■ WHAT TO DO
Images should be left out, and everything else in the listing reproduced exactly.

..............................

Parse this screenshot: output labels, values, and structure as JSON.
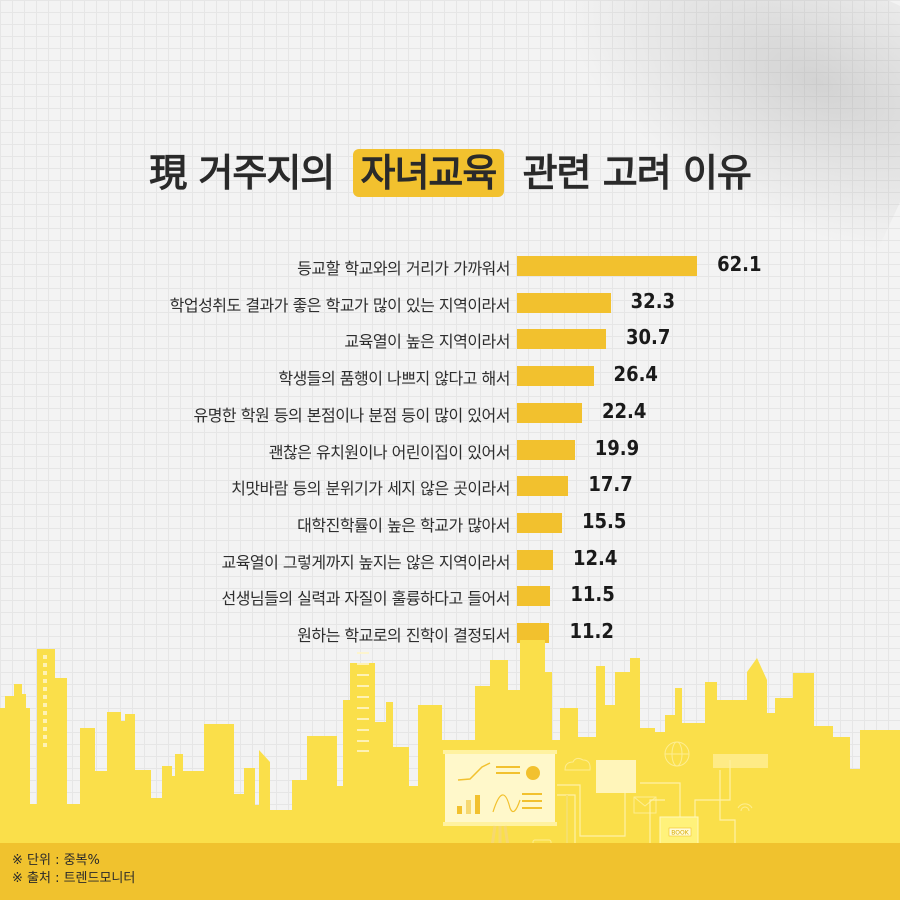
{
  "header": {
    "title_prefix": "現 거주지의",
    "title_highlight": "자녀교육",
    "title_suffix": "관련 고려 이유"
  },
  "colors": {
    "accent": "#f2c12e",
    "skyline": "#fadf4a",
    "footer": "#f0c22e",
    "text": "#2a2a2a",
    "background": "#f3f3f3"
  },
  "chart_data": {
    "type": "bar",
    "orientation": "horizontal",
    "title": "現 거주지의 자녀교육 관련 고려 이유",
    "xlabel": "",
    "ylabel": "",
    "unit": "중복%",
    "categories": [
      "등교할 학교와의 거리가 가까워서",
      "학업성취도 결과가 좋은 학교가 많이 있는 지역이라서",
      "교육열이 높은 지역이라서",
      "학생들의 품행이 나쁘지 않다고 해서",
      "유명한 학원 등의 본점이나 분점 등이 많이 있어서",
      "괜찮은 유치원이나 어린이집이 있어서",
      "치맛바람 등의 분위기가 세지 않은 곳이라서",
      "대학진학률이 높은 학교가 많아서",
      "교육열이 그렇게까지 높지는 않은 지역이라서",
      "선생님들의 실력과 자질이 훌륭하다고 들어서",
      "원하는 학교로의 진학이 결정되서"
    ],
    "values": [
      62.1,
      32.3,
      30.7,
      26.4,
      22.4,
      19.9,
      17.7,
      15.5,
      12.4,
      11.5,
      11.2
    ],
    "value_labels": [
      "62.1",
      "32.3",
      "30.7",
      "26.4",
      "22.4",
      "19.9",
      "17.7",
      "15.5",
      "12.4",
      "11.5",
      "11.2"
    ],
    "grid": false,
    "legend": null
  },
  "footer": {
    "note_unit": "※ 단위 : 중복%",
    "note_source": "※ 출처 : 트렌드모니터"
  },
  "illustration": {
    "book_label": "BOOK"
  }
}
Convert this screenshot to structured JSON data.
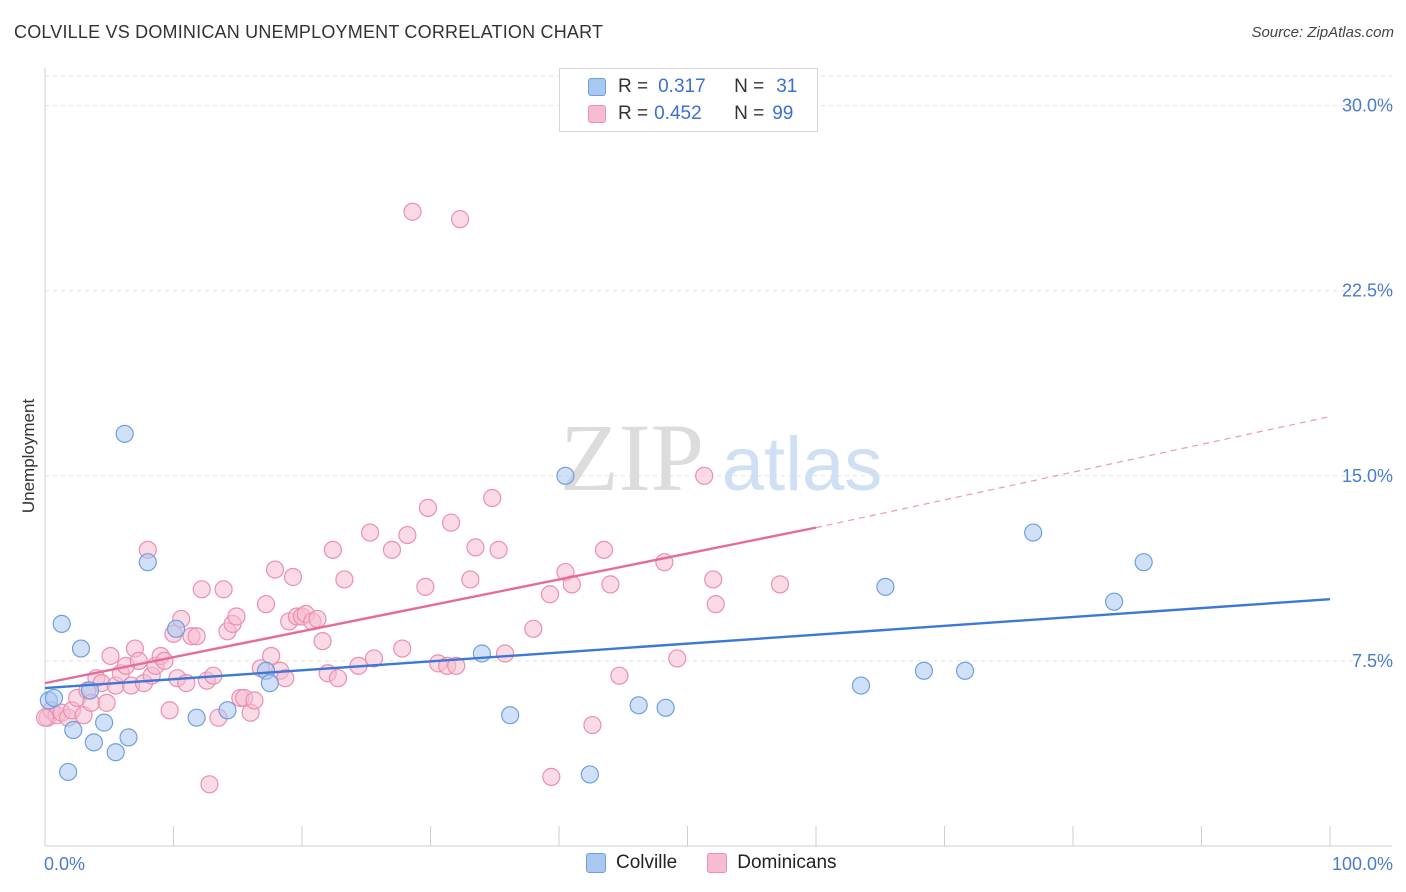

..............................

■ ANSWER TO THE EXERCISE
Parse this screenshot: output labels, values, and structure as JSON.
{
  "header": {
    "title_prefix": "現 거주지의",
    "title_highlight": "자녀교육",
    "title_suffix": "관련 고려 이유"
  },
  "colors": {
    "accent": "#f2c12e",
    "skyline": "#fadf4a",
    "footer": "#f0c22e",
    "text": "#2a2a2a",
    "background": "#f3f3f3"
  },
  "chart_data": {
    "type": "bar",
    "orientation": "horizontal",
    "title": "現 거주지의 자녀교육 관련 고려 이유",
    "xlabel": "",
    "ylabel": "",
    "unit": "중복%",
    "categories": [
      "등교할 학교와의 거리가 가까워서",
      "학업성취도 결과가 좋은 학교가 많이 있는 지역이라서",
      "교육열이 높은 지역이라서",
      "학생들의 품행이 나쁘지 않다고 해서",
      "유명한 학원 등의 본점이나 분점 등이 많이 있어서",
      "괜찮은 유치원이나 어린이집이 있어서",
      "치맛바람 등의 분위기가 세지 않은 곳이라서",
      "대학진학률이 높은 학교가 많아서",
      "교육열이 그렇게까지 높지는 않은 지역이라서",
      "선생님들의 실력과 자질이 훌륭하다고 들어서",
      "원하는 학교로의 진학이 결정되서"
    ],
    "values": [
      62.1,
      32.3,
      30.7,
      26.4,
      22.4,
      19.9,
      17.7,
      15.5,
      12.4,
      11.5,
      11.2
    ],
    "value_labels": [
      "62.1",
      "32.3",
      "30.7",
      "26.4",
      "22.4",
      "19.9",
      "17.7",
      "15.5",
      "12.4",
      "11.5",
      "11.2"
    ],
    "grid": false,
    "legend": null
  },
  "footer": {
    "note_unit": "※ 단위 : 중복%",
    "note_source": "※ 출처 : 트렌드모니터"
  },
  "illustration": {
    "book_label": "BOOK"
  }
}
Convert this screenshot to structured JSON data.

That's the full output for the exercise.